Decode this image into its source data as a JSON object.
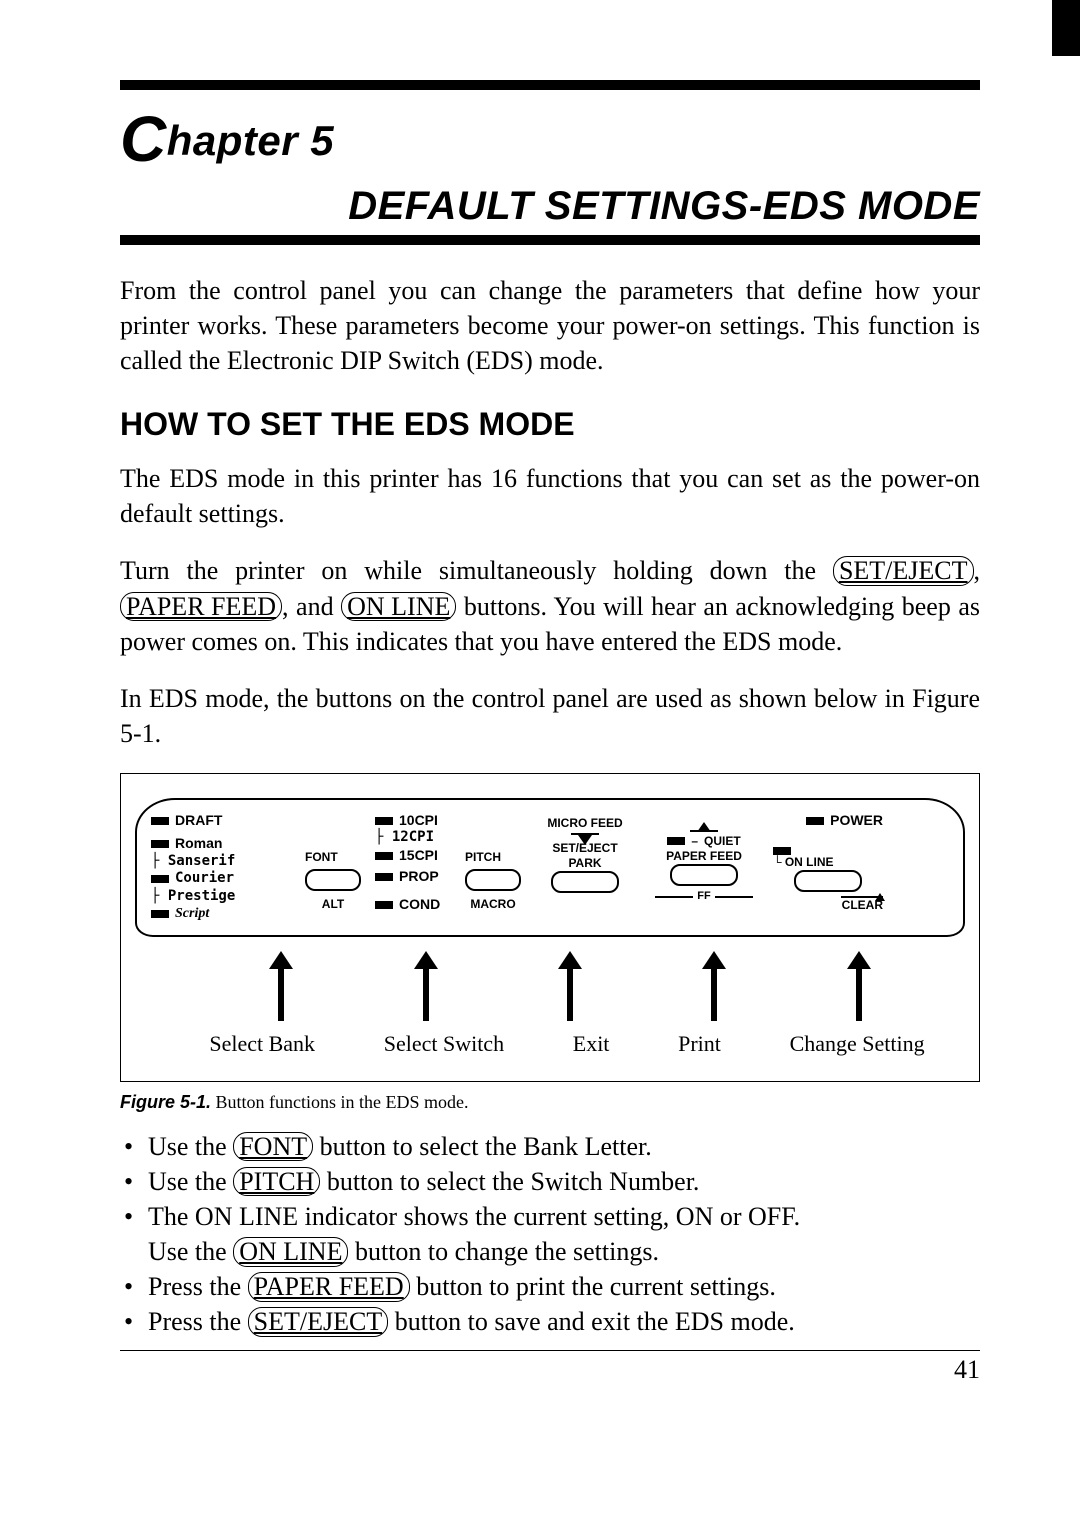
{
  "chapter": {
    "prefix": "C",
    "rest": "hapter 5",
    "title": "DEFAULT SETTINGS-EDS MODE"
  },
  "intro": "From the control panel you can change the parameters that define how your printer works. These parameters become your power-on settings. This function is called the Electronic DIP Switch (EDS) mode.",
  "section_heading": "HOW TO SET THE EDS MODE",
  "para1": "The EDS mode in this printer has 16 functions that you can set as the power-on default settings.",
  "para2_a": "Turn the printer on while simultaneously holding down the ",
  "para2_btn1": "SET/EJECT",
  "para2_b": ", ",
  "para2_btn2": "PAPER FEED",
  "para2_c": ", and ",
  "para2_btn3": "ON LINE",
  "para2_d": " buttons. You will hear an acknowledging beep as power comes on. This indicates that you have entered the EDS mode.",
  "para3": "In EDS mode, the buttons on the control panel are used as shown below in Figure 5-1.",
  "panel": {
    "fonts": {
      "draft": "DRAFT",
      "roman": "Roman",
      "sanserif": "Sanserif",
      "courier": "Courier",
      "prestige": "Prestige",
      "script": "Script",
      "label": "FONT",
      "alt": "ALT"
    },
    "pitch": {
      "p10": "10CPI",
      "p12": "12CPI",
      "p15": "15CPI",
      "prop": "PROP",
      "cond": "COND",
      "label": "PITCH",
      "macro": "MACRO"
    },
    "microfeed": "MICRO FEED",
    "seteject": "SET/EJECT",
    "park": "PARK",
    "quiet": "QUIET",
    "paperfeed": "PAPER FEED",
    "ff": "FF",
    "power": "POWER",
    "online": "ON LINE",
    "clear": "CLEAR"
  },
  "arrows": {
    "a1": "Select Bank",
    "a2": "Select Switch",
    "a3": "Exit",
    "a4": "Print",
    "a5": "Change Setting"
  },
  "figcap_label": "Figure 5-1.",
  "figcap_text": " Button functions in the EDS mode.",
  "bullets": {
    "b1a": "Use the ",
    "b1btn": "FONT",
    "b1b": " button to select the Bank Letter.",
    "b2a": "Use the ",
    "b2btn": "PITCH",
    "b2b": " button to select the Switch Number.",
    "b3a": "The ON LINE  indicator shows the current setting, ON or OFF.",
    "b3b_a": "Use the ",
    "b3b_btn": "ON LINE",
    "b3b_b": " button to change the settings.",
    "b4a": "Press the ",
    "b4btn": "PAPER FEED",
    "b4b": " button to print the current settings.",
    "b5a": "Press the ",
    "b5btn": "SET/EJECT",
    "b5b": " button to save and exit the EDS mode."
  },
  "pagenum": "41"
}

◆ Task statement ◆
Only the number is needed: state how many lines in the listing contain "current".

◆ In response ◆
2